[Data entries]
begin

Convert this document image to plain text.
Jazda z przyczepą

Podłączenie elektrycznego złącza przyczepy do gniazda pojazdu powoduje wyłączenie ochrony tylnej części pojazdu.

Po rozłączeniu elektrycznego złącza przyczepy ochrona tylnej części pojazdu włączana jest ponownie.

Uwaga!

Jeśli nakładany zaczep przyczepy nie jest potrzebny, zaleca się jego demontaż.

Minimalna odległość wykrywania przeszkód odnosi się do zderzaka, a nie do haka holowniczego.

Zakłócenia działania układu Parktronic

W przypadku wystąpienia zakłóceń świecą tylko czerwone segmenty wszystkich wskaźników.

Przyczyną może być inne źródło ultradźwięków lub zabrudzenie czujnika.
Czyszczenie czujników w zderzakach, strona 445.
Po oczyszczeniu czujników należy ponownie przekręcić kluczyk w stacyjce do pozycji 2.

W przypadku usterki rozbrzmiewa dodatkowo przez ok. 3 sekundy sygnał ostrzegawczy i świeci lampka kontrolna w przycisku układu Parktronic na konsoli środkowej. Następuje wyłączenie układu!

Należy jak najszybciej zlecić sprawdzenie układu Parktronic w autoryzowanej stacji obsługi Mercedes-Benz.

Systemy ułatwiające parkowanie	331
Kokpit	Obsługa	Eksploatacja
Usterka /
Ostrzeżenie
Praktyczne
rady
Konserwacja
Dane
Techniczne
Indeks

end

● What the task asks:
Copy out every line of the listing that contains the string "Parktronic".

● Full answer:
Zakłócenia działania układu Parktronic
W przypadku usterki rozbrzmiewa dodatkowo przez ok. 3 sekundy sygnał ostrzegawczy i świeci lampka kontrolna w przycisku układu Parktronic na konsoli środkowej. Następuje wyłączenie układu!
Należy jak najszybciej zlecić sprawdzenie układu Parktronic w autoryzowanej stacji obsługi Mercedes-Benz.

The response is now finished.